(Collected data)
● ● ●

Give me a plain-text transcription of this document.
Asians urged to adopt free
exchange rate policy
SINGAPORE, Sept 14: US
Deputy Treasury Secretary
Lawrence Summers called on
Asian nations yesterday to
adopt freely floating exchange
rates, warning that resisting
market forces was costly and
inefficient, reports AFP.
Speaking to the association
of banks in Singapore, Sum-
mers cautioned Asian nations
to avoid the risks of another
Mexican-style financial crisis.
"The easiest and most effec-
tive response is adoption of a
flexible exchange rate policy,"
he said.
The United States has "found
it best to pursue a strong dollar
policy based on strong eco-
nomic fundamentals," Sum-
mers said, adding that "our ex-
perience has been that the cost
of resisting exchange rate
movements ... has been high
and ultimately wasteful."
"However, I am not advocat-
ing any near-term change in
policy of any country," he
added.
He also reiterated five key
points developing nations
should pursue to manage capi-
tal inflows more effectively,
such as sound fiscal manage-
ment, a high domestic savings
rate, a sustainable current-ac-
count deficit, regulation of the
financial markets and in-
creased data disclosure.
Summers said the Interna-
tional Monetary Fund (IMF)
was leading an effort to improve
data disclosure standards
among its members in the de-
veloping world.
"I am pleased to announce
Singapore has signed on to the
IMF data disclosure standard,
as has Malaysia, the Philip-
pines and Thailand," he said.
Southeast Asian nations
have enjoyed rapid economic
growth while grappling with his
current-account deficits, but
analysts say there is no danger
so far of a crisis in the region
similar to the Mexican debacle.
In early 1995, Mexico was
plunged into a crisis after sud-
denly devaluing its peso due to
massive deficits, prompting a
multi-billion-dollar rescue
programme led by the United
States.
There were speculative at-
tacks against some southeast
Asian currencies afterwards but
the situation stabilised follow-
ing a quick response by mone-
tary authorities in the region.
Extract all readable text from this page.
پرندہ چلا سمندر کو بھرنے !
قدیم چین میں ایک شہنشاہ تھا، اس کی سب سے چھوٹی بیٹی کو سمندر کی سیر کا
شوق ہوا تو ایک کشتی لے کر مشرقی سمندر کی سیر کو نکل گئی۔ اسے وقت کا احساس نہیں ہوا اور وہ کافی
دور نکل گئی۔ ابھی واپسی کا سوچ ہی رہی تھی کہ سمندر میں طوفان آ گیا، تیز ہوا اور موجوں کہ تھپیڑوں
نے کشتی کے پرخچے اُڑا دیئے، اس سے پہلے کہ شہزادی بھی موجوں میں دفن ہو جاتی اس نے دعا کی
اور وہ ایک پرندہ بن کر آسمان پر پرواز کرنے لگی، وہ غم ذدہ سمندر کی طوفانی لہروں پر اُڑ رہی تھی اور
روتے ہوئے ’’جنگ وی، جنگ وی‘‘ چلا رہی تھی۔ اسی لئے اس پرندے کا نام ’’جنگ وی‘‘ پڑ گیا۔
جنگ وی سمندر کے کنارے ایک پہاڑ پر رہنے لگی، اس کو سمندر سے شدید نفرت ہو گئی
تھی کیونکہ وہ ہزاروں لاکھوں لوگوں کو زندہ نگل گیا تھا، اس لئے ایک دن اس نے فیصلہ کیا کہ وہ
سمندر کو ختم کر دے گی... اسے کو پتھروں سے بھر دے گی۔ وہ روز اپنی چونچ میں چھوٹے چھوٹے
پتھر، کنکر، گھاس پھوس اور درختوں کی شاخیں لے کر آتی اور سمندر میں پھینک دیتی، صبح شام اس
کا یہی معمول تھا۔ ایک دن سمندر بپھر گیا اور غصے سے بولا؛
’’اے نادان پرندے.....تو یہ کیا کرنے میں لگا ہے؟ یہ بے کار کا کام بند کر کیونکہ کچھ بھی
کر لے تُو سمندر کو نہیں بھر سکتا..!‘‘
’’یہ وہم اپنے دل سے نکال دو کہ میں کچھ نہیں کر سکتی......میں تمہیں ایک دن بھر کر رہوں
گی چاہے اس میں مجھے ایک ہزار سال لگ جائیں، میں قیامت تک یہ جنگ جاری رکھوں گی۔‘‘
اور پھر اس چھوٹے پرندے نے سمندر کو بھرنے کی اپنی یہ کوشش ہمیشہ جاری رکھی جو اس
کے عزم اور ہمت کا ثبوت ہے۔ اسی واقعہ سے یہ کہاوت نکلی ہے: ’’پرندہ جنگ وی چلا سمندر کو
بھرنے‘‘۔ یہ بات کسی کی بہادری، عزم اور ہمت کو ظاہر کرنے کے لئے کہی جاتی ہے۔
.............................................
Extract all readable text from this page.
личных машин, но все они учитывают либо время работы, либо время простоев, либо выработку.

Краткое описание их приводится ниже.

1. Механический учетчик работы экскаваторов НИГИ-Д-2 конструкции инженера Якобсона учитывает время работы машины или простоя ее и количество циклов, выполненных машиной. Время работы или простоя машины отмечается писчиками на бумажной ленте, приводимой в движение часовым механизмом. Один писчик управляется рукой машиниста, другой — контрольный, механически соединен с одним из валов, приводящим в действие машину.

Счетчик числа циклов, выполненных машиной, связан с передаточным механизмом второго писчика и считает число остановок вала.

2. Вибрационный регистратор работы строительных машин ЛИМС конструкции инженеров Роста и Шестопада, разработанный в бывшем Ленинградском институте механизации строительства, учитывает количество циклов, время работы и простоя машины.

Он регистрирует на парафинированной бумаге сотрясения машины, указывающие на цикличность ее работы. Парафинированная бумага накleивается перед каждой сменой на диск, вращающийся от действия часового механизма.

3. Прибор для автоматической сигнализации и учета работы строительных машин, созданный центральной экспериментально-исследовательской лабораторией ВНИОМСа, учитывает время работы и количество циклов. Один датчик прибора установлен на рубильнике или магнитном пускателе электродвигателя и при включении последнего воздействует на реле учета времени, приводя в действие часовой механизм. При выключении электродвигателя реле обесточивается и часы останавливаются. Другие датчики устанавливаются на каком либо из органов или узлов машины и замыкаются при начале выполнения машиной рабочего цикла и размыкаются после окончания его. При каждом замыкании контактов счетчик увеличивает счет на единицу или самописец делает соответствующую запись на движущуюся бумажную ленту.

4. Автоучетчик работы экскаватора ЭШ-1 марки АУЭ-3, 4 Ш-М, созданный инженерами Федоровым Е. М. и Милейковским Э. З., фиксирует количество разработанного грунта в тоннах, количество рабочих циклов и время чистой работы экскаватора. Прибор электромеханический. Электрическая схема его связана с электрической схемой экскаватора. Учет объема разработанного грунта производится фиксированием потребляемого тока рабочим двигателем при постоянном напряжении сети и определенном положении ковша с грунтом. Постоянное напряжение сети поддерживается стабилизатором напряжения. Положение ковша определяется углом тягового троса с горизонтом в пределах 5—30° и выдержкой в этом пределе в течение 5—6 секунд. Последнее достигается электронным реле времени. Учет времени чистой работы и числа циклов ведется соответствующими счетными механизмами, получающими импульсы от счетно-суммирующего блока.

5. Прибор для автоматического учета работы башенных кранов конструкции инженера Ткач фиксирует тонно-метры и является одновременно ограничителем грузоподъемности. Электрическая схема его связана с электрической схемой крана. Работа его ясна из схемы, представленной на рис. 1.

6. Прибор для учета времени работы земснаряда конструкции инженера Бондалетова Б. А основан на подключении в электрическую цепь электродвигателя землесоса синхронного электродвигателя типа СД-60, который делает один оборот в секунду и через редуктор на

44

● ● ●

What is expected:
Using the listing above, please repeat every entry exactly.

Task output:
Give me a plain-text transcription of this document.
Asians urged to adopt free
exchange rate policy
SINGAPORE, Sept 14: US
Deputy Treasury Secretary
Lawrence Summers called on
Asian nations yesterday to
adopt freely floating exchange
rates, warning that resisting
market forces was costly and
inefficient, reports AFP.
Speaking to the association
of banks in Singapore, Sum-
mers cautioned Asian nations
to avoid the risks of another
Mexican-style financial crisis.
"The easiest and most effec-
tive response is adoption of a
flexible exchange rate policy,"
he said.
The United States has "found
it best to pursue a strong dollar
policy based on strong eco-
nomic fundamentals," Sum-
mers said, adding that "our ex-
perience has been that the cost
of resisting exchange rate
movements ... has been high
and ultimately wasteful."
"However, I am not advocat-
ing any near-term change in
policy of any country," he
added.
He also reiterated five key
points developing nations
should pursue to manage capi-
tal inflows more effectively,
such as sound fiscal manage-
ment, a high domestic savings
rate, a sustainable current-ac-
count deficit, regulation of the
financial markets and in-
creased data disclosure.
Summers said the Interna-
tional Monetary Fund (IMF)
was leading an effort to improve
data disclosure standards
among its members in the de-
veloping world.
"I am pleased to announce
Singapore has signed on to the
IMF data disclosure standard,
as has Malaysia, the Philip-
pines and Thailand," he said.
Southeast Asian nations
have enjoyed rapid economic
growth while grappling with his
current-account deficits, but
analysts say there is no danger
so far of a crisis in the region
similar to the Mexican debacle.
In early 1995, Mexico was
plunged into a crisis after sud-
denly devaluing its peso due to
massive deficits, prompting a
multi-billion-dollar rescue
programme led by the United
States.
There were speculative at-
tacks against some southeast
Asian currencies afterwards but
the situation stabilised follow-
ing a quick response by mone-
tary authorities in the region.
Extract all readable text from this page.
پرندہ چلا سمندر کو بھرنے !
قدیم چین میں ایک شہنشاہ تھا، اس کی سب سے چھوٹی بیٹی کو سمندر کی سیر کا
شوق ہوا تو ایک کشتی لے کر مشرقی سمندر کی سیر کو نکل گئی۔ اسے وقت کا احساس نہیں ہوا اور وہ کافی
دور نکل گئی۔ ابھی واپسی کا سوچ ہی رہی تھی کہ سمندر میں طوفان آ گیا، تیز ہوا اور موجوں کہ تھپیڑوں
نے کشتی کے پرخچے اُڑا دیئے، اس سے پہلے کہ شہزادی بھی موجوں میں دفن ہو جاتی اس نے دعا کی
اور وہ ایک پرندہ بن کر آسمان پر پرواز کرنے لگی، وہ غم ذدہ سمندر کی طوفانی لہروں پر اُڑ رہی تھی اور
روتے ہوئے ’’جنگ وی، جنگ وی‘‘ چلا رہی تھی۔ اسی لئے اس پرندے کا نام ’’جنگ وی‘‘ پڑ گیا۔
جنگ وی سمندر کے کنارے ایک پہاڑ پر رہنے لگی، اس کو سمندر سے شدید نفرت ہو گئی
تھی کیونکہ وہ ہزاروں لاکھوں لوگوں کو زندہ نگل گیا تھا، اس لئے ایک دن اس نے فیصلہ کیا کہ وہ
سمندر کو ختم کر دے گی... اسے کو پتھروں سے بھر دے گی۔ وہ روز اپنی چونچ میں چھوٹے چھوٹے
پتھر، کنکر، گھاس پھوس اور درختوں کی شاخیں لے کر آتی اور سمندر میں پھینک دیتی، صبح شام اس
کا یہی معمول تھا۔ ایک دن سمندر بپھر گیا اور غصے سے بولا؛
’’اے نادان پرندے.....تو یہ کیا کرنے میں لگا ہے؟ یہ بے کار کا کام بند کر کیونکہ کچھ بھی
کر لے تُو سمندر کو نہیں بھر سکتا..!‘‘
’’یہ وہم اپنے دل سے نکال دو کہ میں کچھ نہیں کر سکتی......میں تمہیں ایک دن بھر کر رہوں
گی چاہے اس میں مجھے ایک ہزار سال لگ جائیں، میں قیامت تک یہ جنگ جاری رکھوں گی۔‘‘
اور پھر اس چھوٹے پرندے نے سمندر کو بھرنے کی اپنی یہ کوشش ہمیشہ جاری رکھی جو اس
کے عزم اور ہمت کا ثبوت ہے۔ اسی واقعہ سے یہ کہاوت نکلی ہے: ’’پرندہ جنگ وی چلا سمندر کو
بھرنے‘‘۔ یہ بات کسی کی بہادری، عزم اور ہمت کو ظاہر کرنے کے لئے کہی جاتی ہے۔
.............................................
Extract all readable text from this page.
личных машин, но все они учитывают либо время работы, либо время простоев, либо выработку.

Краткое описание их приводится ниже.

1. Механический учетчик работы экскаваторов НИГИ-Д-2 конструкции инженера Якобсона учитывает время работы машины или простоя ее и количество циклов, выполненных машиной. Время работы или простоя машины отмечается писчиками на бумажной ленте, приводимой в движение часовым механизмом. Один писчик управляется рукой машиниста, другой — контрольный, механически соединен с одним из валов, приводящим в действие машину.

Счетчик числа циклов, выполненных машиной, связан с передаточным механизмом второго писчика и считает число остановок вала.

2. Вибрационный регистратор работы строительных машин ЛИМС конструкции инженеров Роста и Шестопада, разработанный в бывшем Ленинградском институте механизации строительства, учитывает количество циклов, время работы и простоя машины.

Он регистрирует на парафинированной бумаге сотрясения машины, указывающие на цикличность ее работы. Парафинированная бумага накleивается перед каждой сменой на диск, вращающийся от действия часового механизма.

3. Прибор для автоматической сигнализации и учета работы строительных машин, созданный центральной экспериментально-исследовательской лабораторией ВНИОМСа, учитывает время работы и количество циклов. Один датчик прибора установлен на рубильнике или магнитном пускателе электродвигателя и при включении последнего воздействует на реле учета времени, приводя в действие часовой механизм. При выключении электродвигателя реле обесточивается и часы останавливаются. Другие датчики устанавливаются на каком либо из органов или узлов машины и замыкаются при начале выполнения машиной рабочего цикла и размыкаются после окончания его. При каждом замыкании контактов счетчик увеличивает счет на единицу или самописец делает соответствующую запись на движущуюся бумажную ленту.

4. Автоучетчик работы экскаватора ЭШ-1 марки АУЭ-3, 4 Ш-М, созданный инженерами Федоровым Е. М. и Милейковским Э. З., фиксирует количество разработанного грунта в тоннах, количество рабочих циклов и время чистой работы экскаватора. Прибор электромеханический. Электрическая схема его связана с электрической схемой экскаватора. Учет объема разработанного грунта производится фиксированием потребляемого тока рабочим двигателем при постоянном напряжении сети и определенном положении ковша с грунтом. Постоянное напряжение сети поддерживается стабилизатором напряжения. Положение ковша определяется углом тягового троса с горизонтом в пределах 5—30° и выдержкой в этом пределе в течение 5—6 секунд. Последнее достигается электронным реле времени. Учет времени чистой работы и числа циклов ведется соответствующими счетными механизмами, получающими импульсы от счетно-суммирующего блока.

5. Прибор для автоматического учета работы башенных кранов конструкции инженера Ткач фиксирует тонно-метры и является одновременно ограничителем грузоподъемности. Электрическая схема его связана с электрической схемой крана. Работа его ясна из схемы, представленной на рис. 1.

6. Прибор для учета времени работы земснаряда конструкции инженера Бондалетова Б. А основан на подключении в электрическую цепь электродвигателя землесоса синхронного электродвигателя типа СД-60, который делает один оборот в секунду и через редуктор на

44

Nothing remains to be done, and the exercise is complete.